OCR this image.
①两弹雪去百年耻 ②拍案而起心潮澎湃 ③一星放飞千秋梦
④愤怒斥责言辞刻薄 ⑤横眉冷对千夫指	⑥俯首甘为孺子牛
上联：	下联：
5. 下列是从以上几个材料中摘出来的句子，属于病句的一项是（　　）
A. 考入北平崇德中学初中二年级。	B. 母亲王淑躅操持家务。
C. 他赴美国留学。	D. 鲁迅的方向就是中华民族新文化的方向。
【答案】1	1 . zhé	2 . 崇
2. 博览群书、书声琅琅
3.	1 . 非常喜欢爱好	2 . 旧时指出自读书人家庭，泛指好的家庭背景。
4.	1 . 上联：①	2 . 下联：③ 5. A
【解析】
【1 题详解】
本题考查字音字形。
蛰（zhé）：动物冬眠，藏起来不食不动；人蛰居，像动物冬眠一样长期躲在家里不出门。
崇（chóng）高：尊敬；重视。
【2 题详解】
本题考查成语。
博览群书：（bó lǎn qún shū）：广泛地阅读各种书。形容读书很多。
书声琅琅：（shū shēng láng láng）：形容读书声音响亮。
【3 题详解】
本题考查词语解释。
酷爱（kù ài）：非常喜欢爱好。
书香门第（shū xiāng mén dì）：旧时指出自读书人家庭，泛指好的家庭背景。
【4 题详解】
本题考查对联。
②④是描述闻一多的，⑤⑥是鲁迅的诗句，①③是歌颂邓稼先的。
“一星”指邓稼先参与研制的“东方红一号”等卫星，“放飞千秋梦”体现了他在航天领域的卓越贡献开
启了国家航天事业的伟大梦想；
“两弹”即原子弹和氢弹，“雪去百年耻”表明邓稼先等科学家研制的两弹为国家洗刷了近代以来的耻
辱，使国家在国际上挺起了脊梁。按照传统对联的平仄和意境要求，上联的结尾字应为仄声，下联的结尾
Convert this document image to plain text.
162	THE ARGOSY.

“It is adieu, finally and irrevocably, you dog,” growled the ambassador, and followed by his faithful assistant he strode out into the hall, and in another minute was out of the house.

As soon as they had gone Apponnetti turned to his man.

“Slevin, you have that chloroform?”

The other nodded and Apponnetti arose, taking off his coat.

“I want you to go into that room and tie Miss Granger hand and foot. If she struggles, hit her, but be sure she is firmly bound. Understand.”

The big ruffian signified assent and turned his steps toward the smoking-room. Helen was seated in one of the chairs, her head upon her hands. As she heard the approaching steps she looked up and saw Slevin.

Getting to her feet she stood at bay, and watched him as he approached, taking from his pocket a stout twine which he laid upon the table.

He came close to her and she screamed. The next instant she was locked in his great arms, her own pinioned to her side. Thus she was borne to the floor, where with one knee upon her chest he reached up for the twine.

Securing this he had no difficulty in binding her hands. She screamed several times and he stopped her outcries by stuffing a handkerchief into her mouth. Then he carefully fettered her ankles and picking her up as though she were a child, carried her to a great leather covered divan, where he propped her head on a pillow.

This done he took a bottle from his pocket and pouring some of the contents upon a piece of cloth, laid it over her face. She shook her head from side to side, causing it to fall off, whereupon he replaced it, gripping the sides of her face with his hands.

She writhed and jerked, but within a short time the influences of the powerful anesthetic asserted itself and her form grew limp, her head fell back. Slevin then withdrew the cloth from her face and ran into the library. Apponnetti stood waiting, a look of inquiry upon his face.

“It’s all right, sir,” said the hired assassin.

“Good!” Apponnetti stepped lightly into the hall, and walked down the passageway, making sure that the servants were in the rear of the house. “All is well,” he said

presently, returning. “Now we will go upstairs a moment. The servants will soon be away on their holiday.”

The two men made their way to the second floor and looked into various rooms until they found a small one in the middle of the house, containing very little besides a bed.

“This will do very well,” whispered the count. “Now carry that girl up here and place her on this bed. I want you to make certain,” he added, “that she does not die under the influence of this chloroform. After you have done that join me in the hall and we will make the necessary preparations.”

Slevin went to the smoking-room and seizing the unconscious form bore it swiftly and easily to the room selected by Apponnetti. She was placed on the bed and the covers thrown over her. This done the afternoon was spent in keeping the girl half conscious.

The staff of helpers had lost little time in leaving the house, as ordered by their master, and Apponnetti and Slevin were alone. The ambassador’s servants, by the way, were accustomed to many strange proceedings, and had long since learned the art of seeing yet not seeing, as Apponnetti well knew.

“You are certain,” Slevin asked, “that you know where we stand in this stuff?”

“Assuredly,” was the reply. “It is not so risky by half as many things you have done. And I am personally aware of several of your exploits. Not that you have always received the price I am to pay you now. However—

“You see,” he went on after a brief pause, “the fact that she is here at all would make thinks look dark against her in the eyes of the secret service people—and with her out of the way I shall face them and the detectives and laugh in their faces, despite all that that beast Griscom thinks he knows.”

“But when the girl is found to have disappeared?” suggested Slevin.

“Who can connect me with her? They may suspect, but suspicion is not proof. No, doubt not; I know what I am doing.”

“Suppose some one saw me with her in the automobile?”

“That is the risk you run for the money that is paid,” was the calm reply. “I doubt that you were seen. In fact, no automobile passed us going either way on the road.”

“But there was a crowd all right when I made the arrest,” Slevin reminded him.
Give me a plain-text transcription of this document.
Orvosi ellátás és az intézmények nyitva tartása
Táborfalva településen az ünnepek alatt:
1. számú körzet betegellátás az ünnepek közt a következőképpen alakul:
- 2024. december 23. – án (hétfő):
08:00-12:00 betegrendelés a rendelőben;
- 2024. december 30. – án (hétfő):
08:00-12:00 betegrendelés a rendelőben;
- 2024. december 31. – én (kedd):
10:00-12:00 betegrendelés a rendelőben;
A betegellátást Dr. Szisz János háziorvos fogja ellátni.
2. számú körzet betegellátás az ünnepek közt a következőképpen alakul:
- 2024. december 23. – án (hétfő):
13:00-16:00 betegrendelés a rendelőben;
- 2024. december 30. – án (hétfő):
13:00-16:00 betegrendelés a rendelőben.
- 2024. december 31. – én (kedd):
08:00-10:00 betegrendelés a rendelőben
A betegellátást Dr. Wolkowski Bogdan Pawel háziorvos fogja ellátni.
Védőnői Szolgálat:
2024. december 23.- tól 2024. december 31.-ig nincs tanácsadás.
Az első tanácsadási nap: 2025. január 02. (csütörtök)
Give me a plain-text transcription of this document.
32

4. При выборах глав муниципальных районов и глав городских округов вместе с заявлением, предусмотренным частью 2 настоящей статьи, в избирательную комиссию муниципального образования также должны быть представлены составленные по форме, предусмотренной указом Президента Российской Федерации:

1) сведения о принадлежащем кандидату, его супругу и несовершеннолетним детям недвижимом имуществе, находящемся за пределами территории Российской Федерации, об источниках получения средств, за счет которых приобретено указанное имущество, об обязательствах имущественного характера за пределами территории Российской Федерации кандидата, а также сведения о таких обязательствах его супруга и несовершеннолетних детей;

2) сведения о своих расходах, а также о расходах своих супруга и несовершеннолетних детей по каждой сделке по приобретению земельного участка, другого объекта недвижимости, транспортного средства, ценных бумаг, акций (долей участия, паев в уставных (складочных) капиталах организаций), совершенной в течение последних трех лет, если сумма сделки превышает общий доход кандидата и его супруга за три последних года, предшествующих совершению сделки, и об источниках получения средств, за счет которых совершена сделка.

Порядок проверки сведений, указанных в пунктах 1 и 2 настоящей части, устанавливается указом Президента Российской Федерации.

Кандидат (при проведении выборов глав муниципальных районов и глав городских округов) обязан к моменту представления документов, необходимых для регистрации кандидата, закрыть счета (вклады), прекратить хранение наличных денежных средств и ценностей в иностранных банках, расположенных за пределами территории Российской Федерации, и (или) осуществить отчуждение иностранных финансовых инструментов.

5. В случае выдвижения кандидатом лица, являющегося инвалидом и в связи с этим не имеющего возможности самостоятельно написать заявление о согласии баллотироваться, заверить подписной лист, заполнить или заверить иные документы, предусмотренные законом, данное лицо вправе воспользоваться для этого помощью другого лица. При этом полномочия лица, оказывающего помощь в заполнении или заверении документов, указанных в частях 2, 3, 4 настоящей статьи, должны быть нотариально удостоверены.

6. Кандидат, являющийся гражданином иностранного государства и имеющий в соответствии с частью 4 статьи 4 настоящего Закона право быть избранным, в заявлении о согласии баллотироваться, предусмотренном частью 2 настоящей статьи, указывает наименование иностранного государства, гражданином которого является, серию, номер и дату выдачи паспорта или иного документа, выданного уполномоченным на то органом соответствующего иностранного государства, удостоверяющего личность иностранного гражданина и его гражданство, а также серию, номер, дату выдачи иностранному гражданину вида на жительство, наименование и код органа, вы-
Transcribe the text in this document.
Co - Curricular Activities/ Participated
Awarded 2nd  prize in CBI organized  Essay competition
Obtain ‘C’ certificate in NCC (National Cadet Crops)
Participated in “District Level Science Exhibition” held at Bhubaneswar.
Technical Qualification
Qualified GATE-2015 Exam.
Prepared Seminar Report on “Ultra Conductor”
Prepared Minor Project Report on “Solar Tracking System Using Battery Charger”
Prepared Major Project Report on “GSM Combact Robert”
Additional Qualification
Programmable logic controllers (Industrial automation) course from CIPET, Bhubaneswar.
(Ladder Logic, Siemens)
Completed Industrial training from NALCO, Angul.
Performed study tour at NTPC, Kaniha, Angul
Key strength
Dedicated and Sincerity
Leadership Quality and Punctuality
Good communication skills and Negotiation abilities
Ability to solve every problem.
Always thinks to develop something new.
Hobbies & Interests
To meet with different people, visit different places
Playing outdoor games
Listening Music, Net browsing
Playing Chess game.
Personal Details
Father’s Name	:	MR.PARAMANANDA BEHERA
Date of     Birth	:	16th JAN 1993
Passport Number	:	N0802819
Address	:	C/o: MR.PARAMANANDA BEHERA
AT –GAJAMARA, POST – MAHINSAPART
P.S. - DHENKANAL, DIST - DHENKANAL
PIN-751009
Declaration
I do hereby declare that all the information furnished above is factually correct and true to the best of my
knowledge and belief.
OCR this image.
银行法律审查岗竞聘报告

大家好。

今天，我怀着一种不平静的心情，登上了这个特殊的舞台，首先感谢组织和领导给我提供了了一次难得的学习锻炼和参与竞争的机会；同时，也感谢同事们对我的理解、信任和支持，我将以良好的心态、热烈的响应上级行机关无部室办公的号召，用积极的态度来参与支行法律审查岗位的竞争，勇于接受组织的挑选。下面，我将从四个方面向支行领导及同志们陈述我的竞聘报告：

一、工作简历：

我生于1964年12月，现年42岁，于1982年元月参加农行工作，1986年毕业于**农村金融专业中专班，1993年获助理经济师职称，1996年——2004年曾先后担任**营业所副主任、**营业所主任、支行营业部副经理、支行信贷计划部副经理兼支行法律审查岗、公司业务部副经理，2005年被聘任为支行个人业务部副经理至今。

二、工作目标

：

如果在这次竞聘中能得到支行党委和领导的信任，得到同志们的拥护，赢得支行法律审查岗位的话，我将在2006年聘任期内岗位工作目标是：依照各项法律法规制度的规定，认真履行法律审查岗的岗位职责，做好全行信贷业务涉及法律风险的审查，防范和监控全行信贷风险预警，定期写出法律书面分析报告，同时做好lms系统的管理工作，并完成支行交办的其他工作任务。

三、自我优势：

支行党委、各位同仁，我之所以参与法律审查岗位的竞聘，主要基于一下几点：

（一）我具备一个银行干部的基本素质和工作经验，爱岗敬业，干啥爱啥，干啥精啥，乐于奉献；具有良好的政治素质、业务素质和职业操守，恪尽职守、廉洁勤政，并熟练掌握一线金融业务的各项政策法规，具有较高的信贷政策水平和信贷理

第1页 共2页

===============

WHAT NEEDS TO BE DONE: Select the lines that carry the string "when" and copy them.

RIGHT ANSWER:
“But when the girl is found to have disappeared?” suggested Slevin.
“But there was a crowd all right when I made the arrest,” Slevin reminded him.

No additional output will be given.